## [PROBLEM STATEMENT]
Your task is to print all of the data word for word.

## [MATERIAL FOR THE TASK]
-*-
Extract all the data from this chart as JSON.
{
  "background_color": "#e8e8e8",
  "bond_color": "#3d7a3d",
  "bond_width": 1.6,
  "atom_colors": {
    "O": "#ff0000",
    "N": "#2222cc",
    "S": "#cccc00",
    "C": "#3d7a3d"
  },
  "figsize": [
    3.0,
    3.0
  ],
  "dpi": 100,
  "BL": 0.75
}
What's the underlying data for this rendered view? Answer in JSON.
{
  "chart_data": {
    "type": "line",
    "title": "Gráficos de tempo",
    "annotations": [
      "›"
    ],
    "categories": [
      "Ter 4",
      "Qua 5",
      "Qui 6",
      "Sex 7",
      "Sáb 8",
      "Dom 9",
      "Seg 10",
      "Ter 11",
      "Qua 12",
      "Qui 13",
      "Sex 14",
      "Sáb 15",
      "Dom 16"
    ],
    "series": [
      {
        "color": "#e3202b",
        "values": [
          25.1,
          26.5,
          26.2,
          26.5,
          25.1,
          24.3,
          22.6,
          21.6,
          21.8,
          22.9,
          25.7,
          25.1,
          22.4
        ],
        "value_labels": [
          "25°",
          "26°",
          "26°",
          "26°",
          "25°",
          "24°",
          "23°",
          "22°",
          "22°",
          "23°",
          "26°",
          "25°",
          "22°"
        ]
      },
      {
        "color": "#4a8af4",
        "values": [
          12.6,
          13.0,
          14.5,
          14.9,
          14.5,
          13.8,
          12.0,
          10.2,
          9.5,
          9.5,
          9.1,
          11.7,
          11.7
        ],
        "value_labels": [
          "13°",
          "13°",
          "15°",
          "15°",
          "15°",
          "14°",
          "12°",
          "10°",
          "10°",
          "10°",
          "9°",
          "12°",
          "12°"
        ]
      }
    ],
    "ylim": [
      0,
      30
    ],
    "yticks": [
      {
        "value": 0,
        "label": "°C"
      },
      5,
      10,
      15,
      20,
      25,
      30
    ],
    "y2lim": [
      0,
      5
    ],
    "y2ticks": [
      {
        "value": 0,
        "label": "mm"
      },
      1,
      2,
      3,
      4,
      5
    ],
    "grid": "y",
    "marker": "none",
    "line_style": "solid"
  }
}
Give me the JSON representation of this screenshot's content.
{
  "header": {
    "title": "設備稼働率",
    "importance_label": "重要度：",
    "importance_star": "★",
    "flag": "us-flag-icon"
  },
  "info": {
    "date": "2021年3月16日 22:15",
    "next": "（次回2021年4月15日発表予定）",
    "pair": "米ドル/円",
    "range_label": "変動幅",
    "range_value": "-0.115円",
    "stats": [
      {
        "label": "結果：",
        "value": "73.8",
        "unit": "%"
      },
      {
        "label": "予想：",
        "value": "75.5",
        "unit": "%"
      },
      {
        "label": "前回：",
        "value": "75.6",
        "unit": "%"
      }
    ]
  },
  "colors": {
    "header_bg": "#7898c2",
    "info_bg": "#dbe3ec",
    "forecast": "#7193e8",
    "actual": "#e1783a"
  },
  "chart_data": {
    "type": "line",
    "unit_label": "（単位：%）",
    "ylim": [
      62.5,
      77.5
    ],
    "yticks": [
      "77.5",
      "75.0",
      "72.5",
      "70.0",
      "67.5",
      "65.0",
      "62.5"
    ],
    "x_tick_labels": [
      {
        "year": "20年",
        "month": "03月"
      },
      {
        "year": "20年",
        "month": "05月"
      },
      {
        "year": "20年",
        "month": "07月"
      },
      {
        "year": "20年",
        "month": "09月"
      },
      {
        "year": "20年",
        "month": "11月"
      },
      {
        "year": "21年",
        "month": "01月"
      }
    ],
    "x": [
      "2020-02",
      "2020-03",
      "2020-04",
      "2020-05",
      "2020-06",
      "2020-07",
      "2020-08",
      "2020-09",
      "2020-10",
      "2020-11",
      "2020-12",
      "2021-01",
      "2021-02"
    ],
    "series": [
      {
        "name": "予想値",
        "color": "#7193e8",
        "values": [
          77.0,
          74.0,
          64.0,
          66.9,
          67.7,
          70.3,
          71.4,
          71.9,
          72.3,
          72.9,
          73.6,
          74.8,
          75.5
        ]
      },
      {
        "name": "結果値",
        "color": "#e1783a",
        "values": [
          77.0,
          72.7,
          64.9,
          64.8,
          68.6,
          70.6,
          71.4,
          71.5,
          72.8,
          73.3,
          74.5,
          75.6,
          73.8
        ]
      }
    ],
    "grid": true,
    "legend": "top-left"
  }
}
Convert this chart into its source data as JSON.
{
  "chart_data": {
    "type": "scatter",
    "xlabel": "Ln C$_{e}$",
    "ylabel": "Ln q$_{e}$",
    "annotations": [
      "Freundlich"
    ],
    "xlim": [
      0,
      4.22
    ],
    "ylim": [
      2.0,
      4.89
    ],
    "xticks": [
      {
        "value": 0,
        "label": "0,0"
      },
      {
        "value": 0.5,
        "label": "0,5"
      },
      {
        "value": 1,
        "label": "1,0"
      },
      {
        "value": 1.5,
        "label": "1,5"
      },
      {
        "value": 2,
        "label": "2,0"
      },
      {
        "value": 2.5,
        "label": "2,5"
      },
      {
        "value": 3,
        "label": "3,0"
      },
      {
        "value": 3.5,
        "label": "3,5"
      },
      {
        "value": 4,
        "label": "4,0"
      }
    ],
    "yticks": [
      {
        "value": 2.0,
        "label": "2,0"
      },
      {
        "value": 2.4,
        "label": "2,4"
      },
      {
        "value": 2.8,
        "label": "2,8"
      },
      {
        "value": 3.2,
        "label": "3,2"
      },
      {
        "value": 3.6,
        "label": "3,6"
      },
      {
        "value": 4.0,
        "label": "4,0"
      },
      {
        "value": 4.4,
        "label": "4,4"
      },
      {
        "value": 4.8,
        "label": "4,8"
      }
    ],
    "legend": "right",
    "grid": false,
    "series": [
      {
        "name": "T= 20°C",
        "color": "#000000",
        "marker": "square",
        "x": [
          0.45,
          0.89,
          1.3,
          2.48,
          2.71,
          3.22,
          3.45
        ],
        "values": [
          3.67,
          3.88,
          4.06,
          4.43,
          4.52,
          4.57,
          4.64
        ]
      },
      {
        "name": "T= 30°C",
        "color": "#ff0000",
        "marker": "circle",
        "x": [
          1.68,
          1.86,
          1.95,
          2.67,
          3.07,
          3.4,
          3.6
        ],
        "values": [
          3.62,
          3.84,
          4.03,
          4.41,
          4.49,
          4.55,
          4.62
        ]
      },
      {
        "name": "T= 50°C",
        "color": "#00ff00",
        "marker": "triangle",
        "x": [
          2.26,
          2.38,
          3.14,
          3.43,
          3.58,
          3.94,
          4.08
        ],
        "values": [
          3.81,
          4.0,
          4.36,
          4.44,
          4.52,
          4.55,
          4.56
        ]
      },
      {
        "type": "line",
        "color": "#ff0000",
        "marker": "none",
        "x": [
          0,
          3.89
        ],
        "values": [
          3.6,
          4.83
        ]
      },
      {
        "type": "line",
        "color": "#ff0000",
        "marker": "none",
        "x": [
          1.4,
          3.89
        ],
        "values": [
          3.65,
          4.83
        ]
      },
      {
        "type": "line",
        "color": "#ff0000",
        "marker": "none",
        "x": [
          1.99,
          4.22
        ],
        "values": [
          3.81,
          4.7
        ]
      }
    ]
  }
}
-*-
## [SOLUTION BELOW]
Extract all the data from this chart as JSON.
{
  "background_color": "#e8e8e8",
  "bond_color": "#3d7a3d",
  "bond_width": 1.6,
  "atom_colors": {
    "O": "#ff0000",
    "N": "#2222cc",
    "S": "#cccc00",
    "C": "#3d7a3d"
  },
  "figsize": [
    3.0,
    3.0
  ],
  "dpi": 100,
  "BL": 0.75
}
What's the underlying data for this rendered view? Answer in JSON.
{
  "chart_data": {
    "type": "line",
    "title": "Gráficos de tempo",
    "annotations": [
      "›"
    ],
    "categories": [
      "Ter 4",
      "Qua 5",
      "Qui 6",
      "Sex 7",
      "Sáb 8",
      "Dom 9",
      "Seg 10",
      "Ter 11",
      "Qua 12",
      "Qui 13",
      "Sex 14",
      "Sáb 15",
      "Dom 16"
    ],
    "series": [
      {
        "color": "#e3202b",
        "values": [
          25.1,
          26.5,
          26.2,
          26.5,
          25.1,
          24.3,
          22.6,
          21.6,
          21.8,
          22.9,
          25.7,
          25.1,
          22.4
        ],
        "value_labels": [
          "25°",
          "26°",
          "26°",
          "26°",
          "25°",
          "24°",
          "23°",
          "22°",
          "22°",
          "23°",
          "26°",
          "25°",
          "22°"
        ]
      },
      {
        "color": "#4a8af4",
        "values": [
          12.6,
          13.0,
          14.5,
          14.9,
          14.5,
          13.8,
          12.0,
          10.2,
          9.5,
          9.5,
          9.1,
          11.7,
          11.7
        ],
        "value_labels": [
          "13°",
          "13°",
          "15°",
          "15°",
          "15°",
          "14°",
          "12°",
          "10°",
          "10°",
          "10°",
          "9°",
          "12°",
          "12°"
        ]
      }
    ],
    "ylim": [
      0,
      30
    ],
    "yticks": [
      {
        "value": 0,
        "label": "°C"
      },
      5,
      10,
      15,
      20,
      25,
      30
    ],
    "y2lim": [
      0,
      5
    ],
    "y2ticks": [
      {
        "value": 0,
        "label": "mm"
      },
      1,
      2,
      3,
      4,
      5
    ],
    "grid": "y",
    "marker": "none",
    "line_style": "solid"
  }
}
Give me the JSON representation of this screenshot's content.
{
  "header": {
    "title": "設備稼働率",
    "importance_label": "重要度：",
    "importance_star": "★",
    "flag": "us-flag-icon"
  },
  "info": {
    "date": "2021年3月16日 22:15",
    "next": "（次回2021年4月15日発表予定）",
    "pair": "米ドル/円",
    "range_label": "変動幅",
    "range_value": "-0.115円",
    "stats": [
      {
        "label": "結果：",
        "value": "73.8",
        "unit": "%"
      },
      {
        "label": "予想：",
        "value": "75.5",
        "unit": "%"
      },
      {
        "label": "前回：",
        "value": "75.6",
        "unit": "%"
      }
    ]
  },
  "colors": {
    "header_bg": "#7898c2",
    "info_bg": "#dbe3ec",
    "forecast": "#7193e8",
    "actual": "#e1783a"
  },
  "chart_data": {
    "type": "line",
    "unit_label": "（単位：%）",
    "ylim": [
      62.5,
      77.5
    ],
    "yticks": [
      "77.5",
      "75.0",
      "72.5",
      "70.0",
      "67.5",
      "65.0",
      "62.5"
    ],
    "x_tick_labels": [
      {
        "year": "20年",
        "month": "03月"
      },
      {
        "year": "20年",
        "month": "05月"
      },
      {
        "year": "20年",
        "month": "07月"
      },
      {
        "year": "20年",
        "month": "09月"
      },
      {
        "year": "20年",
        "month": "11月"
      },
      {
        "year": "21年",
        "month": "01月"
      }
    ],
    "x": [
      "2020-02",
      "2020-03",
      "2020-04",
      "2020-05",
      "2020-06",
      "2020-07",
      "2020-08",
      "2020-09",
      "2020-10",
      "2020-11",
      "2020-12",
      "2021-01",
      "2021-02"
    ],
    "series": [
      {
        "name": "予想値",
        "color": "#7193e8",
        "values": [
          77.0,
          74.0,
          64.0,
          66.9,
          67.7,
          70.3,
          71.4,
          71.9,
          72.3,
          72.9,
          73.6,
          74.8,
          75.5
        ]
      },
      {
        "name": "結果値",
        "color": "#e1783a",
        "values": [
          77.0,
          72.7,
          64.9,
          64.8,
          68.6,
          70.6,
          71.4,
          71.5,
          72.8,
          73.3,
          74.5,
          75.6,
          73.8
        ]
      }
    ],
    "grid": true,
    "legend": "top-left"
  }
}
Convert this chart into its source data as JSON.
{
  "chart_data": {
    "type": "scatter",
    "xlabel": "Ln C$_{e}$",
    "ylabel": "Ln q$_{e}$",
    "annotations": [
      "Freundlich"
    ],
    "xlim": [
      0,
      4.22
    ],
    "ylim": [
      2.0,
      4.89
    ],
    "xticks": [
      {
        "value": 0,
        "label": "0,0"
      },
      {
        "value": 0.5,
        "label": "0,5"
      },
      {
        "value": 1,
        "label": "1,0"
      },
      {
        "value": 1.5,
        "label": "1,5"
      },
      {
        "value": 2,
        "label": "2,0"
      },
      {
        "value": 2.5,
        "label": "2,5"
      },
      {
        "value": 3,
        "label": "3,0"
      },
      {
        "value": 3.5,
        "label": "3,5"
      },
      {
        "value": 4,
        "label": "4,0"
      }
    ],
    "yticks": [
      {
        "value": 2.0,
        "label": "2,0"
      },
      {
        "value": 2.4,
        "label": "2,4"
      },
      {
        "value": 2.8,
        "label": "2,8"
      },
      {
        "value": 3.2,
        "label": "3,2"
      },
      {
        "value": 3.6,
        "label": "3,6"
      },
      {
        "value": 4.0,
        "label": "4,0"
      },
      {
        "value": 4.4,
        "label": "4,4"
      },
      {
        "value": 4.8,
        "label": "4,8"
      }
    ],
    "legend": "right",
    "grid": false,
    "series": [
      {
        "name": "T= 20°C",
        "color": "#000000",
        "marker": "square",
        "x": [
          0.45,
          0.89,
          1.3,
          2.48,
          2.71,
          3.22,
          3.45
        ],
        "values": [
          3.67,
          3.88,
          4.06,
          4.43,
          4.52,
          4.57,
          4.64
        ]
      },
      {
        "name": "T= 30°C",
        "color": "#ff0000",
        "marker": "circle",
        "x": [
          1.68,
          1.86,
          1.95,
          2.67,
          3.07,
          3.4,
          3.6
        ],
        "values": [
          3.62,
          3.84,
          4.03,
          4.41,
          4.49,
          4.55,
          4.62
        ]
      },
      {
        "name": "T= 50°C",
        "color": "#00ff00",
        "marker": "triangle",
        "x": [
          2.26,
          2.38,
          3.14,
          3.43,
          3.58,
          3.94,
          4.08
        ],
        "values": [
          3.81,
          4.0,
          4.36,
          4.44,
          4.52,
          4.55,
          4.56
        ]
      },
      {
        "type": "line",
        "color": "#ff0000",
        "marker": "none",
        "x": [
          0,
          3.89
        ],
        "values": [
          3.6,
          4.83
        ]
      },
      {
        "type": "line",
        "color": "#ff0000",
        "marker": "none",
        "x": [
          1.4,
          3.89
        ],
        "values": [
          3.65,
          4.83
        ]
      },
      {
        "type": "line",
        "color": "#ff0000",
        "marker": "none",
        "x": [
          1.99,
          4.22
        ],
        "values": [
          3.81,
          4.7
        ]
      }
    ]
  }
}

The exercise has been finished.